TASK DESCRIPTION: Below is a block of records. Copy every line in it that contains the word "this".

EXTRACTED INFORMATION:
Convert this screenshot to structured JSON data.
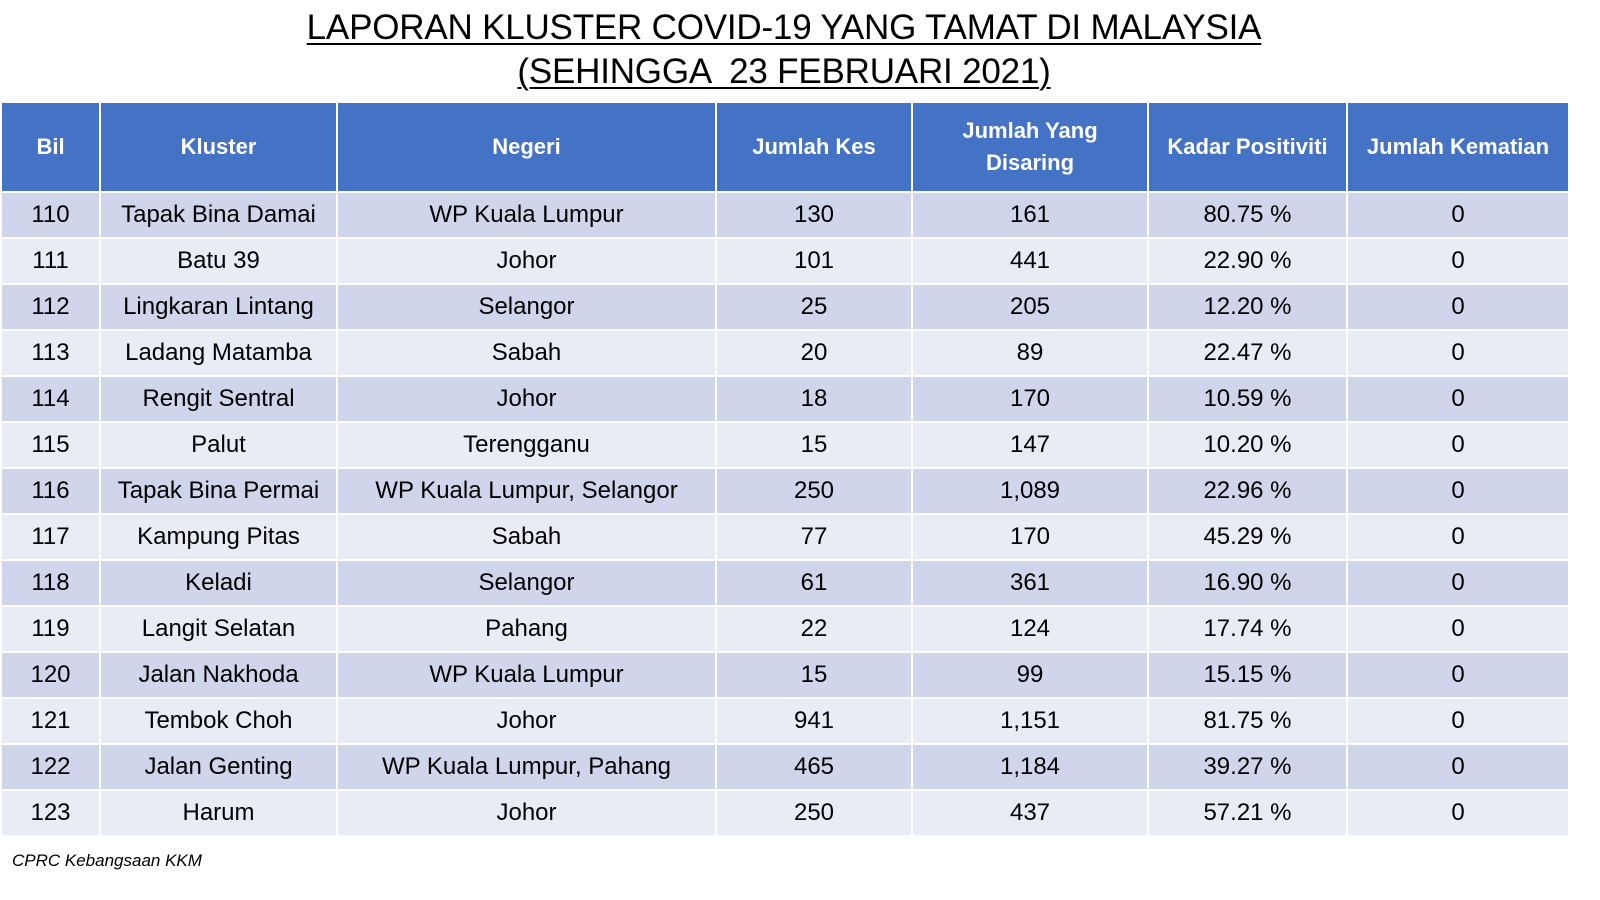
{
  "title": {
    "line1": "LAPORAN KLUSTER COVID-19 YANG TAMAT DI MALAYSIA",
    "line2": "(SEHINGGA  23 FEBRUARI 2021)"
  },
  "table": {
    "headers": {
      "bil": "Bil",
      "kluster": "Kluster",
      "negeri": "Negeri",
      "jumlah_kes": "Jumlah Kes",
      "jumlah_disaring": "Jumlah Yang Disaring",
      "kadar_positiviti": "Kadar Positiviti",
      "jumlah_kematian": "Jumlah Kematian"
    },
    "rows": [
      {
        "bil": "110",
        "kluster": "Tapak Bina Damai",
        "negeri": "WP Kuala Lumpur",
        "kes": "130",
        "disaring": "161",
        "positiviti": "80.75 %",
        "kematian": "0"
      },
      {
        "bil": "111",
        "kluster": "Batu 39",
        "negeri": "Johor",
        "kes": "101",
        "disaring": "441",
        "positiviti": "22.90 %",
        "kematian": "0"
      },
      {
        "bil": "112",
        "kluster": "Lingkaran Lintang",
        "negeri": "Selangor",
        "kes": "25",
        "disaring": "205",
        "positiviti": "12.20 %",
        "kematian": "0"
      },
      {
        "bil": "113",
        "kluster": "Ladang Matamba",
        "negeri": "Sabah",
        "kes": "20",
        "disaring": "89",
        "positiviti": "22.47 %",
        "kematian": "0"
      },
      {
        "bil": "114",
        "kluster": "Rengit Sentral",
        "negeri": "Johor",
        "kes": "18",
        "disaring": "170",
        "positiviti": "10.59 %",
        "kematian": "0"
      },
      {
        "bil": "115",
        "kluster": "Palut",
        "negeri": "Terengganu",
        "kes": "15",
        "disaring": "147",
        "positiviti": "10.20 %",
        "kematian": "0"
      },
      {
        "bil": "116",
        "kluster": "Tapak Bina Permai",
        "negeri": "WP Kuala Lumpur, Selangor",
        "kes": "250",
        "disaring": "1,089",
        "positiviti": "22.96 %",
        "kematian": "0"
      },
      {
        "bil": "117",
        "kluster": "Kampung Pitas",
        "negeri": "Sabah",
        "kes": "77",
        "disaring": "170",
        "positiviti": "45.29 %",
        "kematian": "0"
      },
      {
        "bil": "118",
        "kluster": "Keladi",
        "negeri": "Selangor",
        "kes": "61",
        "disaring": "361",
        "positiviti": "16.90 %",
        "kematian": "0"
      },
      {
        "bil": "119",
        "kluster": "Langit Selatan",
        "negeri": "Pahang",
        "kes": "22",
        "disaring": "124",
        "positiviti": "17.74 %",
        "kematian": "0"
      },
      {
        "bil": "120",
        "kluster": "Jalan Nakhoda",
        "negeri": "WP Kuala Lumpur",
        "kes": "15",
        "disaring": "99",
        "positiviti": "15.15 %",
        "kematian": "0"
      },
      {
        "bil": "121",
        "kluster": "Tembok Choh",
        "negeri": "Johor",
        "kes": "941",
        "disaring": "1,151",
        "positiviti": "81.75 %",
        "kematian": "0"
      },
      {
        "bil": "122",
        "kluster": "Jalan Genting",
        "negeri": "WP Kuala Lumpur, Pahang",
        "kes": "465",
        "disaring": "1,184",
        "positiviti": "39.27 %",
        "kematian": "0"
      },
      {
        "bil": "123",
        "kluster": "Harum",
        "negeri": "Johor",
        "kes": "250",
        "disaring": "437",
        "positiviti": "57.21 %",
        "kematian": "0"
      }
    ]
  },
  "footer": {
    "source": "CPRC Kebangsaan KKM"
  },
  "colors": {
    "header_bg": "#4472c4",
    "row_odd_bg": "#cfd5ea",
    "row_even_bg": "#e9ebf5"
  }
}
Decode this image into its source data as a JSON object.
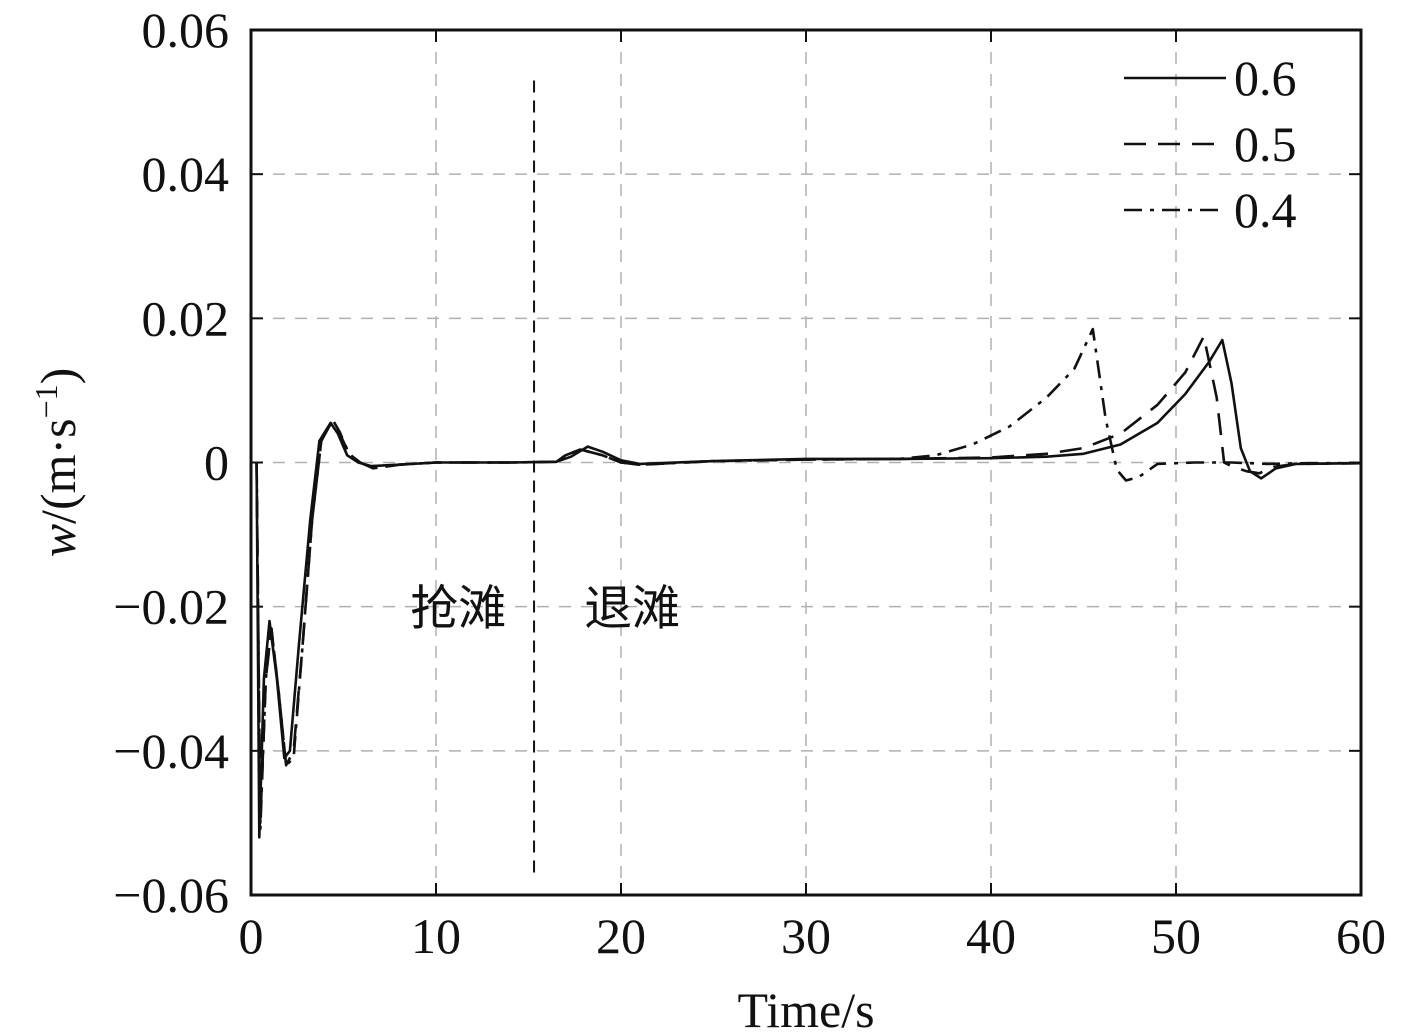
{
  "chart_data": {
    "type": "line",
    "title": "",
    "xlabel": "Time/s",
    "ylabel_var": "w",
    "ylabel_unit": "/(m·s",
    "ylabel_sup": "−1",
    "ylabel_close": ")",
    "xlim": [
      0,
      60
    ],
    "ylim": [
      -0.06,
      0.06
    ],
    "x_ticks": [
      0,
      10,
      20,
      30,
      40,
      50,
      60
    ],
    "x_tick_labels": [
      "0",
      "10",
      "20",
      "30",
      "40",
      "50",
      "60"
    ],
    "y_ticks": [
      -0.06,
      -0.04,
      -0.02,
      0,
      0.02,
      0.04,
      0.06
    ],
    "y_tick_labels": [
      "−0.06",
      "−0.04",
      "−0.02",
      "0",
      "0.02",
      "0.04",
      "0.06"
    ],
    "grid": true,
    "legend_position": "top-right",
    "divider": {
      "x": 15.3
    },
    "annotations": [
      {
        "text": "抢滩",
        "x": 11.2,
        "y": -0.02
      },
      {
        "text": "退滩",
        "x": 20.6,
        "y": -0.02
      }
    ],
    "colors": {
      "line": "#111111",
      "grid": "#b0b0b0",
      "axis": "#111111"
    },
    "series": [
      {
        "name": "0.6",
        "dash": "solid",
        "points": [
          [
            0.3,
            0
          ],
          [
            0.45,
            -0.052
          ],
          [
            0.7,
            -0.03
          ],
          [
            1.0,
            -0.022
          ],
          [
            1.4,
            -0.03
          ],
          [
            1.8,
            -0.041
          ],
          [
            2.1,
            -0.04
          ],
          [
            2.6,
            -0.025
          ],
          [
            3.2,
            -0.008
          ],
          [
            3.7,
            0.003
          ],
          [
            4.3,
            0.0055
          ],
          [
            4.7,
            0.004
          ],
          [
            5.2,
            0.001
          ],
          [
            5.8,
            0.0
          ],
          [
            6.5,
            -0.0005
          ],
          [
            8,
            -0.0003
          ],
          [
            10,
            0
          ],
          [
            14,
            0
          ],
          [
            16.5,
            0.0001
          ],
          [
            17.3,
            0.0008
          ],
          [
            18.2,
            0.0022
          ],
          [
            19,
            0.0015
          ],
          [
            20,
            0.0003
          ],
          [
            21,
            -0.0002
          ],
          [
            25,
            0.0002
          ],
          [
            30,
            0.0005
          ],
          [
            35,
            0.0005
          ],
          [
            40,
            0.0006
          ],
          [
            43,
            0.0008
          ],
          [
            45,
            0.0012
          ],
          [
            47,
            0.0025
          ],
          [
            49,
            0.0055
          ],
          [
            50.5,
            0.0095
          ],
          [
            51.8,
            0.014
          ],
          [
            52.5,
            0.017
          ],
          [
            53.0,
            0.011
          ],
          [
            53.5,
            0.002
          ],
          [
            54.0,
            -0.0012
          ],
          [
            54.6,
            -0.0022
          ],
          [
            55.4,
            -0.0008
          ],
          [
            56.5,
            -0.0002
          ],
          [
            60,
            -0.0001
          ]
        ]
      },
      {
        "name": "0.5",
        "dash": "dashed",
        "points": [
          [
            0.3,
            0
          ],
          [
            0.5,
            -0.05
          ],
          [
            0.8,
            -0.03
          ],
          [
            1.1,
            -0.023
          ],
          [
            1.5,
            -0.032
          ],
          [
            1.9,
            -0.042
          ],
          [
            2.3,
            -0.04
          ],
          [
            2.8,
            -0.025
          ],
          [
            3.3,
            -0.008
          ],
          [
            3.8,
            0.003
          ],
          [
            4.4,
            0.0058
          ],
          [
            4.8,
            0.004
          ],
          [
            5.3,
            0.0012
          ],
          [
            5.9,
            0.0
          ],
          [
            6.6,
            -0.0008
          ],
          [
            8,
            -0.0003
          ],
          [
            10,
            0
          ],
          [
            14,
            0
          ],
          [
            16.5,
            0.0001
          ],
          [
            17.0,
            0.001
          ],
          [
            17.8,
            0.0018
          ],
          [
            19,
            0.001
          ],
          [
            20,
            0.0
          ],
          [
            21,
            -0.0003
          ],
          [
            25,
            0.0002
          ],
          [
            30,
            0.0004
          ],
          [
            35,
            0.0005
          ],
          [
            40,
            0.0007
          ],
          [
            43,
            0.0012
          ],
          [
            45,
            0.002
          ],
          [
            47,
            0.004
          ],
          [
            49,
            0.008
          ],
          [
            50.5,
            0.0125
          ],
          [
            51.5,
            0.0175
          ],
          [
            52.2,
            0.009
          ],
          [
            52.6,
            0.0
          ],
          [
            53.0,
            -0.0005
          ],
          [
            53.8,
            -0.0012
          ],
          [
            54.5,
            -0.0015
          ],
          [
            55.3,
            -0.0006
          ],
          [
            56.5,
            -0.0002
          ],
          [
            60,
            -0.0001
          ]
        ]
      },
      {
        "name": "0.4",
        "dash": "dashdot",
        "points": [
          [
            0.3,
            0
          ],
          [
            0.5,
            -0.051
          ],
          [
            0.8,
            -0.03
          ],
          [
            1.1,
            -0.023
          ],
          [
            1.5,
            -0.032
          ],
          [
            1.9,
            -0.042
          ],
          [
            2.3,
            -0.041
          ],
          [
            2.8,
            -0.025
          ],
          [
            3.3,
            -0.008
          ],
          [
            3.8,
            0.003
          ],
          [
            4.4,
            0.006
          ],
          [
            4.8,
            0.0042
          ],
          [
            5.3,
            0.0012
          ],
          [
            5.9,
            0.0
          ],
          [
            6.6,
            -0.0008
          ],
          [
            8,
            -0.0003
          ],
          [
            10,
            0
          ],
          [
            14,
            0
          ],
          [
            16.5,
            0.0001
          ],
          [
            17.0,
            0.001
          ],
          [
            17.8,
            0.0018
          ],
          [
            19,
            0.001
          ],
          [
            20,
            0.0
          ],
          [
            21,
            -0.0003
          ],
          [
            25,
            0.0002
          ],
          [
            30,
            0.0004
          ],
          [
            35,
            0.0005
          ],
          [
            37,
            0.001
          ],
          [
            39,
            0.0025
          ],
          [
            41,
            0.005
          ],
          [
            43,
            0.009
          ],
          [
            44.5,
            0.013
          ],
          [
            45.5,
            0.0185
          ],
          [
            46.2,
            0.006
          ],
          [
            46.8,
            -0.001
          ],
          [
            47.3,
            -0.0025
          ],
          [
            48,
            -0.002
          ],
          [
            49,
            -0.0002
          ],
          [
            51,
            0.0
          ],
          [
            53,
            0.0
          ],
          [
            55,
            -0.0002
          ],
          [
            57,
            -0.0001
          ],
          [
            60,
            -0.0001
          ]
        ]
      }
    ]
  }
}
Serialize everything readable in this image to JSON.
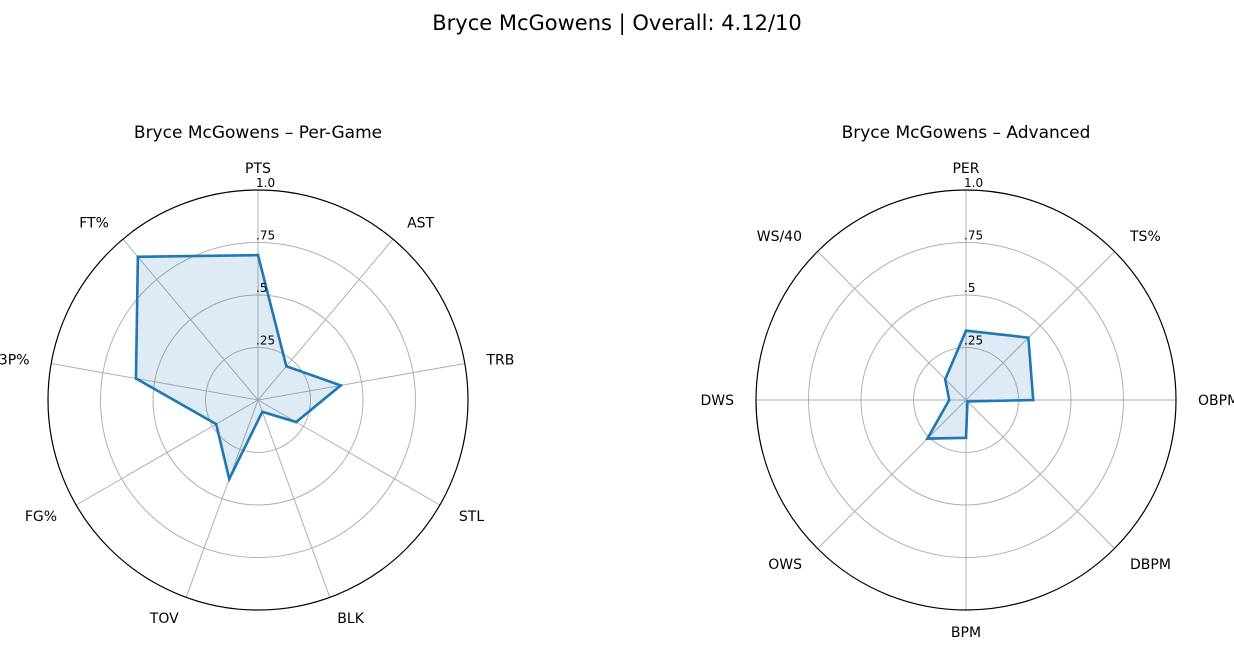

SOLVED EXERCISE:
Convert this screenshot to structured JSON data.
Decode this image into its source data as a JSON object.
Serialize everything readable in this image to JSON.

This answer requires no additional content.